[What is asked]
Every line below that holds the string "Darker" should be copied out.

[Records]
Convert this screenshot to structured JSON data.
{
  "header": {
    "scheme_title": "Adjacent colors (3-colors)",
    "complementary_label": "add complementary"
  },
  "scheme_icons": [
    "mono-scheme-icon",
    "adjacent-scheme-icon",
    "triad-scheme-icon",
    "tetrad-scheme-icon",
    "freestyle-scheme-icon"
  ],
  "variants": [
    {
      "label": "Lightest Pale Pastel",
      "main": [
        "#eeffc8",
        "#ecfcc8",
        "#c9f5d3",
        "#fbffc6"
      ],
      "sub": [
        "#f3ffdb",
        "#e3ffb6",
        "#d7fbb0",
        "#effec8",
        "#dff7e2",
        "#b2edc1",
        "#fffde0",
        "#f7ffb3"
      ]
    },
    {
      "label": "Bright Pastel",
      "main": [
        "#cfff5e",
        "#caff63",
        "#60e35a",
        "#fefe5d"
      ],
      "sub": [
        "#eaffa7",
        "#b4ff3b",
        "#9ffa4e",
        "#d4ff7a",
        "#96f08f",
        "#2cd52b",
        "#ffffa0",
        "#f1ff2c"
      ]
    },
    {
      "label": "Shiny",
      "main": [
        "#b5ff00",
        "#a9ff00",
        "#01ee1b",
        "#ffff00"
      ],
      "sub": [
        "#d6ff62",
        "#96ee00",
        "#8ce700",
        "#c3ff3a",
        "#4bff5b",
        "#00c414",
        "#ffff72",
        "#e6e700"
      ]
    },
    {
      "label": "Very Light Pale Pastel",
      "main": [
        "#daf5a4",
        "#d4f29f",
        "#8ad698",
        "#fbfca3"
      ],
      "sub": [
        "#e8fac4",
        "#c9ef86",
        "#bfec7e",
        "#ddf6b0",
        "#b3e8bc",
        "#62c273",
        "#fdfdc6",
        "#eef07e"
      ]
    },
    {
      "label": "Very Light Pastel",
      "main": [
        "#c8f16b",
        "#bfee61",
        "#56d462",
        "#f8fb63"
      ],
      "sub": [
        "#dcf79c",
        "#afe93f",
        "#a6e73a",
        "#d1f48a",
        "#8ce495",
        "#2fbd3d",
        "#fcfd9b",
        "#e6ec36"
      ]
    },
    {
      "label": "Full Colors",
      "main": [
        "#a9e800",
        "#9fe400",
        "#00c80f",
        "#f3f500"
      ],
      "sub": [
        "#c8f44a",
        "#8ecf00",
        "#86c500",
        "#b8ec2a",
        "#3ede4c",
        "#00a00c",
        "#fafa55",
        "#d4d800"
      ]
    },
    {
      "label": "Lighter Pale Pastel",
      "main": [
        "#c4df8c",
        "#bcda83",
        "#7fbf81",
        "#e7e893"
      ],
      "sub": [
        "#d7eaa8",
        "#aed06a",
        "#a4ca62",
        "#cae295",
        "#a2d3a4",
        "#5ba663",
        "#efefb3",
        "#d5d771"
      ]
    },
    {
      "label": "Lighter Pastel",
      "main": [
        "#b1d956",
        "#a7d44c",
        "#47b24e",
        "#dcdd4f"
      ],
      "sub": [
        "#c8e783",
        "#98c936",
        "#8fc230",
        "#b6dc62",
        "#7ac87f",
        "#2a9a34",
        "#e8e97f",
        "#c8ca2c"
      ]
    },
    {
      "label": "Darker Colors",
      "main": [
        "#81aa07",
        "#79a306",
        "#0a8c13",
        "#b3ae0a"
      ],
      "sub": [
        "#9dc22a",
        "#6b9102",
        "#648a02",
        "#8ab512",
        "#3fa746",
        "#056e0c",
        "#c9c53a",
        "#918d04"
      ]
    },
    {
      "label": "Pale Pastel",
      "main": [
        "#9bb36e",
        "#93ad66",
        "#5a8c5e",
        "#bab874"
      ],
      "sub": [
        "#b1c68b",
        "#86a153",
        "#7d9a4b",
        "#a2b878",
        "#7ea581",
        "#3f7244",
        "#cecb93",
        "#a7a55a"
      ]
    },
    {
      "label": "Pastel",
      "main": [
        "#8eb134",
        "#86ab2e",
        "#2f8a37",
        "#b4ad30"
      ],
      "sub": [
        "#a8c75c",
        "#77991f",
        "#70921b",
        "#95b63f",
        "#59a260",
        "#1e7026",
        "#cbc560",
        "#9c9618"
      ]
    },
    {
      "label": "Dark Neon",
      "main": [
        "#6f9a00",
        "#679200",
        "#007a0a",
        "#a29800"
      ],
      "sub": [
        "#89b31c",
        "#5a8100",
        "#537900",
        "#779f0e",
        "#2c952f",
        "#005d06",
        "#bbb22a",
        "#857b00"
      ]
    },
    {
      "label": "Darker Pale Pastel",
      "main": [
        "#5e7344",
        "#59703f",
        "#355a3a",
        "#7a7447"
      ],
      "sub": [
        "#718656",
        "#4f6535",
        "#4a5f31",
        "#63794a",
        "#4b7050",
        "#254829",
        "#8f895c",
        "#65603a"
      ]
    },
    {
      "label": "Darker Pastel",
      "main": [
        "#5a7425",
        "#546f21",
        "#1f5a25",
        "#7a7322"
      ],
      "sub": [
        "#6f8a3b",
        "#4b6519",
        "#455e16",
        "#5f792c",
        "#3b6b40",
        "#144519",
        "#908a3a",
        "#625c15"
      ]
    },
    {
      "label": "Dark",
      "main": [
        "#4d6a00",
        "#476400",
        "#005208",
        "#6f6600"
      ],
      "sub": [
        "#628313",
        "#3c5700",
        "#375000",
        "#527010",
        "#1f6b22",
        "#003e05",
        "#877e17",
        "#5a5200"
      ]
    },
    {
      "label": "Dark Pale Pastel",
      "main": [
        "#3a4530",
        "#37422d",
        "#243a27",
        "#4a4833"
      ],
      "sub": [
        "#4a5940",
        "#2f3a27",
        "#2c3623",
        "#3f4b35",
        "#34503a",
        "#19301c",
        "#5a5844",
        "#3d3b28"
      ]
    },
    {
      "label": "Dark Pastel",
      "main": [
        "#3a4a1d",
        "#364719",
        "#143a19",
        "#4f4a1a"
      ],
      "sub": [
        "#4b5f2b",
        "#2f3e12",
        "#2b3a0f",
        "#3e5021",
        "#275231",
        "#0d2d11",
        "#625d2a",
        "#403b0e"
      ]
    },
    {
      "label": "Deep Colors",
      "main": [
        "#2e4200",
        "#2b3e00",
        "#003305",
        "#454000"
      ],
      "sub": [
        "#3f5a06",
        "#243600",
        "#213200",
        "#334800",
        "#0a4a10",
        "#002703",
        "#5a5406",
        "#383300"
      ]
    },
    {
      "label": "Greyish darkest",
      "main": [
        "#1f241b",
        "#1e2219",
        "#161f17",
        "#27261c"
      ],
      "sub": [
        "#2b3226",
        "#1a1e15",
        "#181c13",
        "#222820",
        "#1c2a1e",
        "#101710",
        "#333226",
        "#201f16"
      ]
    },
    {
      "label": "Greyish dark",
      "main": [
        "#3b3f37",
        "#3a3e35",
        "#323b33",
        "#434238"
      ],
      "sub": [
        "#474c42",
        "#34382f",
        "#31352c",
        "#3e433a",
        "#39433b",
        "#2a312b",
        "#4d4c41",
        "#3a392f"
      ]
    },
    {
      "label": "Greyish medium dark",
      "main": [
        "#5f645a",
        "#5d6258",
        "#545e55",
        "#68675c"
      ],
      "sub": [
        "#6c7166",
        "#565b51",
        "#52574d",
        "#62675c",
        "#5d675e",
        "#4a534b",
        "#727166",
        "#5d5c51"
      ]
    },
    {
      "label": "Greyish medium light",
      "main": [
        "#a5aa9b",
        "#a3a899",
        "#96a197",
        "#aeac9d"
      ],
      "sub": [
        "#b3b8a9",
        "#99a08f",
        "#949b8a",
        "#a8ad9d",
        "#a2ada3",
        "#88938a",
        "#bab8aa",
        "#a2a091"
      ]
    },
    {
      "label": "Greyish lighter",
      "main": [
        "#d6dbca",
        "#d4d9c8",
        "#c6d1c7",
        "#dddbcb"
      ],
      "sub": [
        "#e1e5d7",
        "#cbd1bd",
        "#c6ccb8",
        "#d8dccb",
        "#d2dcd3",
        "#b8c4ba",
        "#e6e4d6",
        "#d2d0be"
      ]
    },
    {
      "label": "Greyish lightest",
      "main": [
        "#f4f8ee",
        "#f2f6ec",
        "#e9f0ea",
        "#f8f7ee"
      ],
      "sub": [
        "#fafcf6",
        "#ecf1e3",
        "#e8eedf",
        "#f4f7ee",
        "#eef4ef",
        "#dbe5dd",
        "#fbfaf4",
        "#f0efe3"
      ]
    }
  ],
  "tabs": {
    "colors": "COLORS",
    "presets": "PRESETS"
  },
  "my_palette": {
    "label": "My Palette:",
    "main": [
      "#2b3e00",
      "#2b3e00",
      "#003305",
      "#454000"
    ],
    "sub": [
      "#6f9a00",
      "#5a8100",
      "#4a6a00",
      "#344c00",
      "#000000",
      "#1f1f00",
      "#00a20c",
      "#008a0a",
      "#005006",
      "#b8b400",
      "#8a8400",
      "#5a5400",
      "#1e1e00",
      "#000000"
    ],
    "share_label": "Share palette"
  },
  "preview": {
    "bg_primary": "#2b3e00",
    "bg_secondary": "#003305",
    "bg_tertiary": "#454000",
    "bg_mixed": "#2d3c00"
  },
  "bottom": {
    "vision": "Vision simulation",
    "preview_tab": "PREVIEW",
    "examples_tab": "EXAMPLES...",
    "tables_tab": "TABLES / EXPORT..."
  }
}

[Output for this exercise]
      "label": "Darker Colors",
      "label": "Darker Pale Pastel",
      "label": "Darker Pastel",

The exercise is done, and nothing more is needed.